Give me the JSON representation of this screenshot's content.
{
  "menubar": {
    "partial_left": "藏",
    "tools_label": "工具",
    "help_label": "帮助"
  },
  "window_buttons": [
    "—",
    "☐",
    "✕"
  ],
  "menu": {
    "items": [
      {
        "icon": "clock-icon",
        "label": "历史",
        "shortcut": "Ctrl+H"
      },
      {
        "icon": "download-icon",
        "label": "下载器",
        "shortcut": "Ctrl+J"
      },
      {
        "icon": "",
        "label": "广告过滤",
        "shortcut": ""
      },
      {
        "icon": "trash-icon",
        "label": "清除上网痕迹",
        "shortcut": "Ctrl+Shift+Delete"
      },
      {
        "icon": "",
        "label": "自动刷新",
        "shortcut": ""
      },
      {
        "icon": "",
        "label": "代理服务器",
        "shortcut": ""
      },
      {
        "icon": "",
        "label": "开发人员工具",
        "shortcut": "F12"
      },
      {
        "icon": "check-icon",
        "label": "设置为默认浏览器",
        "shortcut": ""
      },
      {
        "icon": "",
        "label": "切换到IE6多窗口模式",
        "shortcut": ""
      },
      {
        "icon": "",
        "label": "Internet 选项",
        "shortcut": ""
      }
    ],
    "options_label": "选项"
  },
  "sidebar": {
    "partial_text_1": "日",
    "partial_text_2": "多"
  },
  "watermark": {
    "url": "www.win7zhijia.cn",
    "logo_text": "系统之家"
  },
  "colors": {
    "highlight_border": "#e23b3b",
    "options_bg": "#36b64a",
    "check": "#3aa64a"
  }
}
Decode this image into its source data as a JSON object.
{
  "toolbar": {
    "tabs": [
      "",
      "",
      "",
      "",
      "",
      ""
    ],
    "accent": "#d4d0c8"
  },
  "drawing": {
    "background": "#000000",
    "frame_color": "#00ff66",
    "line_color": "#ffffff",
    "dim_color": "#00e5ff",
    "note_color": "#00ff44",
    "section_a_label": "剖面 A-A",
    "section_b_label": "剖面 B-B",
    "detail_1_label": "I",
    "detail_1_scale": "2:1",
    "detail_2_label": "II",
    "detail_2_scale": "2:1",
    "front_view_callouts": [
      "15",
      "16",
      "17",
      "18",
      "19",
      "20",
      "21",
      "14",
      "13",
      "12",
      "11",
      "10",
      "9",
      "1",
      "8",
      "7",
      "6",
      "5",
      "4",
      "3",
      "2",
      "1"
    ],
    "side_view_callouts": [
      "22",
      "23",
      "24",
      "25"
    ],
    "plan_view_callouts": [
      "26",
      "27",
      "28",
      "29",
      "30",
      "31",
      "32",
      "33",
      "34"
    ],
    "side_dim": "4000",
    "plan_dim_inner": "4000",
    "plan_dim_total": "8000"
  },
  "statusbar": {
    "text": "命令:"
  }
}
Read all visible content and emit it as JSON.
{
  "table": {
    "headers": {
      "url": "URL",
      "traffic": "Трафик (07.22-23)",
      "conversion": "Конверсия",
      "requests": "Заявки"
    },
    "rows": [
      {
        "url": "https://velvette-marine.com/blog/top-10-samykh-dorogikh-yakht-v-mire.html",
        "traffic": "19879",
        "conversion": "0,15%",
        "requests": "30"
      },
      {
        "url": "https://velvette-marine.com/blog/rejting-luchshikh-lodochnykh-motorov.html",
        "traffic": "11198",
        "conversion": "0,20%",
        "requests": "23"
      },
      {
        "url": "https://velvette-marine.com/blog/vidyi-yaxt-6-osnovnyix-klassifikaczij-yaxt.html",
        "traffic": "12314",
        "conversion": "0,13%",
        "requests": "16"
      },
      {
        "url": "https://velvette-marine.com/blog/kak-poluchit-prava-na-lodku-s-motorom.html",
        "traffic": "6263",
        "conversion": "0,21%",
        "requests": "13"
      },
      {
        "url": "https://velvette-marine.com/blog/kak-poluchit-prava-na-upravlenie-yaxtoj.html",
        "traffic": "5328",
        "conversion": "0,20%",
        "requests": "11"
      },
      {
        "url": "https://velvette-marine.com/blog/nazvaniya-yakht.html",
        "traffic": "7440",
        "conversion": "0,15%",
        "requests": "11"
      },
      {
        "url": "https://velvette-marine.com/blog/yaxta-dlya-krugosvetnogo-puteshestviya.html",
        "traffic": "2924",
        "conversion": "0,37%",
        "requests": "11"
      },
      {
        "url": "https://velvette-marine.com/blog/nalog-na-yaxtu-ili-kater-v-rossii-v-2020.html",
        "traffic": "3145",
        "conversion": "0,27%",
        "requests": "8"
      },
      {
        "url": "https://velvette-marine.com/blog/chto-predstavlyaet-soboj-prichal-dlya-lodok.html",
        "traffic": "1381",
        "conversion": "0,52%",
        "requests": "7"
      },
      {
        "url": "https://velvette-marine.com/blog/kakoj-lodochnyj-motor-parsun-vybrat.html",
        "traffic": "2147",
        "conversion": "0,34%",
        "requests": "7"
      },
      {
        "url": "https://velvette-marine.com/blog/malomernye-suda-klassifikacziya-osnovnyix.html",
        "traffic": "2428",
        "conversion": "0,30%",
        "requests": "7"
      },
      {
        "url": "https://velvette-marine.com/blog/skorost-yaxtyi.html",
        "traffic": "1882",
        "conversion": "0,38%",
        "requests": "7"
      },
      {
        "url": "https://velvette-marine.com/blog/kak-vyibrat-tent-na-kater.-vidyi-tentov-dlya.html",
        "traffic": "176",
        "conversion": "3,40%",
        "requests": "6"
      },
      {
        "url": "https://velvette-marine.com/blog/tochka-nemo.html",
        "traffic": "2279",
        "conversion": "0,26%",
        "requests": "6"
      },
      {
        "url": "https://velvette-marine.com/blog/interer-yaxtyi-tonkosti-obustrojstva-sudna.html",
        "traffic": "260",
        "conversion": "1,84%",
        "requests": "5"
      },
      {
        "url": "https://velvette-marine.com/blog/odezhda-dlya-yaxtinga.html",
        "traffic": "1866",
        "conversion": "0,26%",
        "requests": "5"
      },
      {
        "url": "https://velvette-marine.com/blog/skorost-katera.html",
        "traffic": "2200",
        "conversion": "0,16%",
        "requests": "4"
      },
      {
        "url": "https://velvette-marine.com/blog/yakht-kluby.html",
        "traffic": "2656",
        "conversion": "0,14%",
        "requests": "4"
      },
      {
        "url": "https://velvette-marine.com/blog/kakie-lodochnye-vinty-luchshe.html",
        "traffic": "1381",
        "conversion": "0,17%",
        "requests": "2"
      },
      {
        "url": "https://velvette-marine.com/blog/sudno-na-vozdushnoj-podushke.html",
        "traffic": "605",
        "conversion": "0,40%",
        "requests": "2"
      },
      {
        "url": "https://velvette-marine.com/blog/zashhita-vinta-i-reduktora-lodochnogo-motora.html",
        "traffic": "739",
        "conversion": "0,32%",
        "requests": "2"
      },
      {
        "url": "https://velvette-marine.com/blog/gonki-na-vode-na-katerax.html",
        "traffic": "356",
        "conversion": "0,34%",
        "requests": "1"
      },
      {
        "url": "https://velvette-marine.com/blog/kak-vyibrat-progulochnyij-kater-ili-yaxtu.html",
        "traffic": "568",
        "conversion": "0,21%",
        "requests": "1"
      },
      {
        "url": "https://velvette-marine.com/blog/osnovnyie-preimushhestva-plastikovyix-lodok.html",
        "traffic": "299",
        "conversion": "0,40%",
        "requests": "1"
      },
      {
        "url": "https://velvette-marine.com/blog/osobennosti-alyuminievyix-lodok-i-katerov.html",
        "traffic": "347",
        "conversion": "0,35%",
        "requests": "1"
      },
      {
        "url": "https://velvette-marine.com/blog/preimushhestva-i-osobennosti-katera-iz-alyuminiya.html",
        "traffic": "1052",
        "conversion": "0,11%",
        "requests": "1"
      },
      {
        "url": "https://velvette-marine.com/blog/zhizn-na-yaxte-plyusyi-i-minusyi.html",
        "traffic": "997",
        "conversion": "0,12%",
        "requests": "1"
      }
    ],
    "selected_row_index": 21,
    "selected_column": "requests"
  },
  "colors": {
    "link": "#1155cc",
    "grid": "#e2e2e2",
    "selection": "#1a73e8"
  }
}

### [What you need to do]
Go through the records above, find every line with the word "this", and list those lines.

### [Worked answer]
Give me the JSON representation of this screenshot's content.
Decode this image into its source data as a JSON object.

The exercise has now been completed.